Entries from a visual dataset |
— begin —

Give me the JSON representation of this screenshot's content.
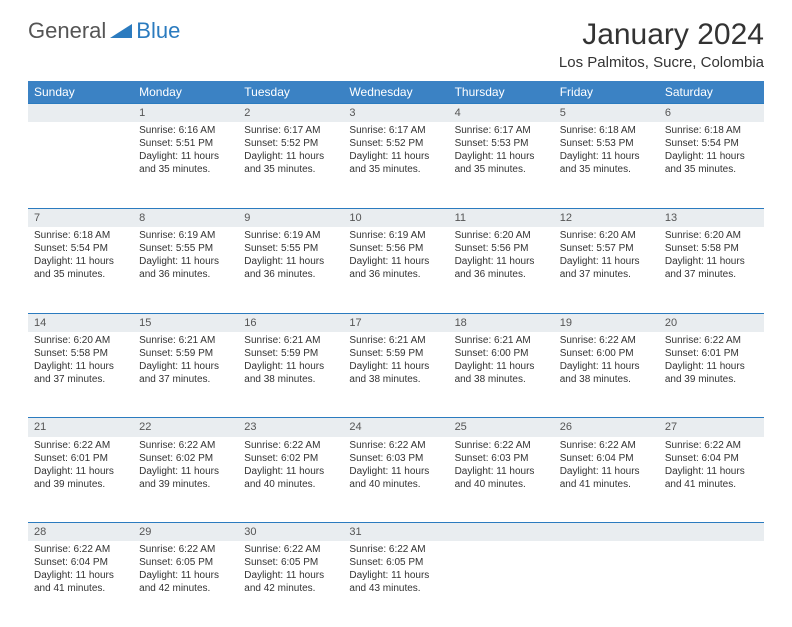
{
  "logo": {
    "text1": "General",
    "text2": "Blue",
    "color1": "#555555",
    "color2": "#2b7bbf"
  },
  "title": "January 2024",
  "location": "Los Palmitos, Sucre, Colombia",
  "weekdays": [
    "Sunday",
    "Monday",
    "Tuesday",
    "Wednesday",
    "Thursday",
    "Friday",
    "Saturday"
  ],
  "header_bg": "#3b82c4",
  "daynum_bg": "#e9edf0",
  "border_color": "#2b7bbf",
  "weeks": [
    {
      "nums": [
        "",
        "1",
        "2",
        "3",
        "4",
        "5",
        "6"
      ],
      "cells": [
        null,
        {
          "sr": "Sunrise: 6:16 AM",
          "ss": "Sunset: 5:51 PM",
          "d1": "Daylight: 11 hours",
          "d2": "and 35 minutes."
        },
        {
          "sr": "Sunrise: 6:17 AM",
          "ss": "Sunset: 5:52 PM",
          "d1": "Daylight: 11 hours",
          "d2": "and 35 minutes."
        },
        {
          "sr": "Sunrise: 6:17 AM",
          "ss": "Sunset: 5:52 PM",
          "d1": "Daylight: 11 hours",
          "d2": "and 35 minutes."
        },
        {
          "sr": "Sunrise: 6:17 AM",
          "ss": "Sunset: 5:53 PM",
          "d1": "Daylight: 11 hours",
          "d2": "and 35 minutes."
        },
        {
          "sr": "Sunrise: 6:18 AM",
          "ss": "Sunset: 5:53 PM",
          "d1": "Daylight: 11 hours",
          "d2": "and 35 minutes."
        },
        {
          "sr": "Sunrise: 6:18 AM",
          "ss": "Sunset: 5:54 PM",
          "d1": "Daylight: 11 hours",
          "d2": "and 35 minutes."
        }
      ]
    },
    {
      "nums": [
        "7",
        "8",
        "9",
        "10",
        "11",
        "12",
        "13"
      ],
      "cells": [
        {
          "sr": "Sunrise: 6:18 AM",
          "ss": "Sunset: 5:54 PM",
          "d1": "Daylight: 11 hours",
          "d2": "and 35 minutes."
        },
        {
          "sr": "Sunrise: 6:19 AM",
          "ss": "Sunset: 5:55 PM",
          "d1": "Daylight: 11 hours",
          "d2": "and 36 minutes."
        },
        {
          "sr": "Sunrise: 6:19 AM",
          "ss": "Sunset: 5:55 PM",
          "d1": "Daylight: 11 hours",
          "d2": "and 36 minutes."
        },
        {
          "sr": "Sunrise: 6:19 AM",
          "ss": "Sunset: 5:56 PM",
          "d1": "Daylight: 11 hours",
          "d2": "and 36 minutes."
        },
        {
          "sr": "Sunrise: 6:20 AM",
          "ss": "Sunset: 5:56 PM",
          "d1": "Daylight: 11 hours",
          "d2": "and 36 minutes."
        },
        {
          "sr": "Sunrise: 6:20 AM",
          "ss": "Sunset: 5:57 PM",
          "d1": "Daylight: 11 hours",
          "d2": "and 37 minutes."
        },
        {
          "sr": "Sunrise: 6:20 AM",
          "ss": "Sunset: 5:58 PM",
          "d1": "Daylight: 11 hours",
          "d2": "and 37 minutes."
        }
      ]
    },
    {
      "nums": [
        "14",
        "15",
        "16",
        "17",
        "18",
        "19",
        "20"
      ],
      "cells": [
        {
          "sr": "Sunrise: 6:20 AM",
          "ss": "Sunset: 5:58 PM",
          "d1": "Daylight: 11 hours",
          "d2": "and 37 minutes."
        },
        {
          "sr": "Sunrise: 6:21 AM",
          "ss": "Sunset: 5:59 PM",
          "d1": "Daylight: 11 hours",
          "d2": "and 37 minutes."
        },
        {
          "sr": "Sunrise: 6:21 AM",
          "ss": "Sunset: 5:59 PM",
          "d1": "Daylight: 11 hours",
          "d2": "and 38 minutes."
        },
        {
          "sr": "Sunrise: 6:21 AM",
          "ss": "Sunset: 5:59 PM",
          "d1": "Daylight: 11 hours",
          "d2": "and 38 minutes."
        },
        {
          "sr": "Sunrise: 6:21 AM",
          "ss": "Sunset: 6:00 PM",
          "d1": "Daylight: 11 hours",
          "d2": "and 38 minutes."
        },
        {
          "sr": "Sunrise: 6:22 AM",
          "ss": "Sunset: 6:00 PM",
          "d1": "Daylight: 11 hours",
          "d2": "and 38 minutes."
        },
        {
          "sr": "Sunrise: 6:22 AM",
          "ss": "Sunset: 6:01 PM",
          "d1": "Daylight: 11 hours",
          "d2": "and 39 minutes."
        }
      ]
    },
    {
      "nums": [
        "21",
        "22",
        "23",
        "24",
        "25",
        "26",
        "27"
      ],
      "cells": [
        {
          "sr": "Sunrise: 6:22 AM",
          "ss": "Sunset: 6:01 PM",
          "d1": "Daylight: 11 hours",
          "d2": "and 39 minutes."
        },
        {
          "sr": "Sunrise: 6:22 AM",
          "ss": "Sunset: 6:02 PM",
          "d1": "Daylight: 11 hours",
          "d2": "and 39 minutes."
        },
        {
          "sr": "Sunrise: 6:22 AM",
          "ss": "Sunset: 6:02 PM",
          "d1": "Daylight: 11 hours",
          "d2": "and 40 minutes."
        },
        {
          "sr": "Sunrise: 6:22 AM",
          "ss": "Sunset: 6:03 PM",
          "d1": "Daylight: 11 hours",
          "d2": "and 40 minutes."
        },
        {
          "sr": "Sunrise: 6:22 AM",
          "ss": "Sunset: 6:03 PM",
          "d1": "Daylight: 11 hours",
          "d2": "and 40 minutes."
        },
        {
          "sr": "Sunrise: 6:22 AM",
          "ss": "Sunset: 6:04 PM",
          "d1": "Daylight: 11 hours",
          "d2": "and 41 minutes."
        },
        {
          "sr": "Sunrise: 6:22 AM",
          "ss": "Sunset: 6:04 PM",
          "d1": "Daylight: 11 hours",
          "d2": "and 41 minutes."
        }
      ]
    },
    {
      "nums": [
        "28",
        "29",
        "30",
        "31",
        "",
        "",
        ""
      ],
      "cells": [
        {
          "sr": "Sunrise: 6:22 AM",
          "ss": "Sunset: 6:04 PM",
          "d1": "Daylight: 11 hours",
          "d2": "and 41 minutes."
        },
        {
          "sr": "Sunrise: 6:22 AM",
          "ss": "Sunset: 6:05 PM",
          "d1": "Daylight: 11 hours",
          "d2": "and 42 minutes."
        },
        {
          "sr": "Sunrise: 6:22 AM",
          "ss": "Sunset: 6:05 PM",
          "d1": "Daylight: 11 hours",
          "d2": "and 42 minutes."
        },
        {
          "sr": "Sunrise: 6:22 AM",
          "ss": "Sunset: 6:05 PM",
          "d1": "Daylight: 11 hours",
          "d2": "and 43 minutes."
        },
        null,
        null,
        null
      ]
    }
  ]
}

— end —
— begin —

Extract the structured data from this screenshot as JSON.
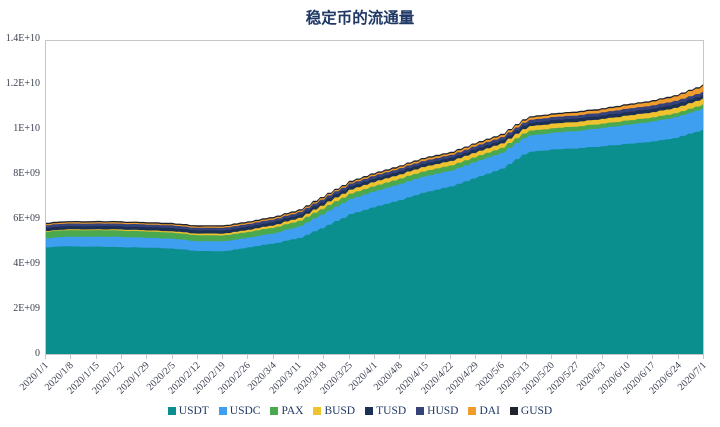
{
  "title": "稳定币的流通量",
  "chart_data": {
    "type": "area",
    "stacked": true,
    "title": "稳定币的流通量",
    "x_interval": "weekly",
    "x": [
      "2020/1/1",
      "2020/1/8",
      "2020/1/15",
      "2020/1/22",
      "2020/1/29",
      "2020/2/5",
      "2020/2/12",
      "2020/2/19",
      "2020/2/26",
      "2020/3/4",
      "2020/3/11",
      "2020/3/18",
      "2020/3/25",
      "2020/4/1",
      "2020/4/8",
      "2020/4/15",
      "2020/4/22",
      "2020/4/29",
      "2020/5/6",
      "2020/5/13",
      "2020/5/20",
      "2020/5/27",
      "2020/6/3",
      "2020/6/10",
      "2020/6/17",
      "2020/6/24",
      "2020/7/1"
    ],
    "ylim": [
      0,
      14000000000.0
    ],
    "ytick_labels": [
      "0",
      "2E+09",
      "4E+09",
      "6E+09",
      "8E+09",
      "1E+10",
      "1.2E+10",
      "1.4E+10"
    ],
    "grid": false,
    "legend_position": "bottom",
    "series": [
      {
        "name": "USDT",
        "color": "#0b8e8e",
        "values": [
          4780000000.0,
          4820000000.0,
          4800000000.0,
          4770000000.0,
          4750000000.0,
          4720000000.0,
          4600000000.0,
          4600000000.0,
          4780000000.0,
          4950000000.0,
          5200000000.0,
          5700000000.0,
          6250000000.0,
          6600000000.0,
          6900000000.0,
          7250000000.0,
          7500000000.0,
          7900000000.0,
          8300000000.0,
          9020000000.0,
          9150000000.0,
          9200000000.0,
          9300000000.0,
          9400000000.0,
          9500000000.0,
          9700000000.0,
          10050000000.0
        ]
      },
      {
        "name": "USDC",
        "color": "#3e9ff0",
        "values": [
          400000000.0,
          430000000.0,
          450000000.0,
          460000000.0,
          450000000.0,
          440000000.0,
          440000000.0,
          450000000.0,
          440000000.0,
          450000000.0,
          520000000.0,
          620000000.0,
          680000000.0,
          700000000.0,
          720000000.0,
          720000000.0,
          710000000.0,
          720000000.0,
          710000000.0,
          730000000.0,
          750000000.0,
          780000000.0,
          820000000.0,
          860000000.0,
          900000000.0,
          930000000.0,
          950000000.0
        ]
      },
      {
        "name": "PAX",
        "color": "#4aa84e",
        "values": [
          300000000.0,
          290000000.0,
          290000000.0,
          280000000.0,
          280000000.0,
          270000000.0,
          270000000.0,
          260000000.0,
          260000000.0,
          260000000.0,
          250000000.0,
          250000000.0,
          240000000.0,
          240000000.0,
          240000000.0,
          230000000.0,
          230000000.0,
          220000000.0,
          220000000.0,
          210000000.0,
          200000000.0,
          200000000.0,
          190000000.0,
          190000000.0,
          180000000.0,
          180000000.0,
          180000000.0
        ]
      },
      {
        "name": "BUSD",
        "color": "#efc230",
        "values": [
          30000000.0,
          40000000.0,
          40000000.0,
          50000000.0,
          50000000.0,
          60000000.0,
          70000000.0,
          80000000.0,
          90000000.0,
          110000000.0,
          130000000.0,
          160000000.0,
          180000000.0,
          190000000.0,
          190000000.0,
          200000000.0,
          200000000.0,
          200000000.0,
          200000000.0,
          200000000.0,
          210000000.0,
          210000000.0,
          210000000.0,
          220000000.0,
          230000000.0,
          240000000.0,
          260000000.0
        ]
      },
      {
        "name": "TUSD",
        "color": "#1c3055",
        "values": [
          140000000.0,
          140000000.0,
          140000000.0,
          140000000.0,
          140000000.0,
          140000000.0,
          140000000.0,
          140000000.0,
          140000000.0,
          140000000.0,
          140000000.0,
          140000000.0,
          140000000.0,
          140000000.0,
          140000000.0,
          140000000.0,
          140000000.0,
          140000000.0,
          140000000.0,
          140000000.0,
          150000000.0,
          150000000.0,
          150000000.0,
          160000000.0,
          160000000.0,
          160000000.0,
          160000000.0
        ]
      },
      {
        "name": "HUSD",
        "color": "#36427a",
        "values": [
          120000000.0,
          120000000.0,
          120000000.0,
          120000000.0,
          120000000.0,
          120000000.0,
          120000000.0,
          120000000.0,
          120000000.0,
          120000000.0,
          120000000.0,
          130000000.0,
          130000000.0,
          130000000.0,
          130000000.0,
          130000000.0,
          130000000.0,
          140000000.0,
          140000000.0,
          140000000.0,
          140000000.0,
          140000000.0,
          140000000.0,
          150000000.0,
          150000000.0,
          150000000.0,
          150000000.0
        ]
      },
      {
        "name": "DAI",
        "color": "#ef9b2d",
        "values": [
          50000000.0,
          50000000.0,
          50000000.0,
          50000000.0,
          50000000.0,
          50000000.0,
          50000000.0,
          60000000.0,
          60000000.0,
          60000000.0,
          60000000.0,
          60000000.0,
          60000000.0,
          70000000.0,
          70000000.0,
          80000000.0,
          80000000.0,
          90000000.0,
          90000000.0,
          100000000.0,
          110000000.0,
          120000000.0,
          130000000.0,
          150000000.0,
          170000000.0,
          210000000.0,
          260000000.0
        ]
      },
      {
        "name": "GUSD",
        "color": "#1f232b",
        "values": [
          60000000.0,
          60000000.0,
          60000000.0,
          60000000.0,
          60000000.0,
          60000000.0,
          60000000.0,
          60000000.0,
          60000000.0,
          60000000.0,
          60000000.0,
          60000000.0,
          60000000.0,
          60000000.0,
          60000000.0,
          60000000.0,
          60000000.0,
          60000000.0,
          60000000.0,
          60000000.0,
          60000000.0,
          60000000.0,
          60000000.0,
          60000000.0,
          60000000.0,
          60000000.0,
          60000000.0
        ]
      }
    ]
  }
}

— end —

Exercise goal | Check each line in the records for the word "screenshot" and say how many have it, with nothing else.

Task result | 2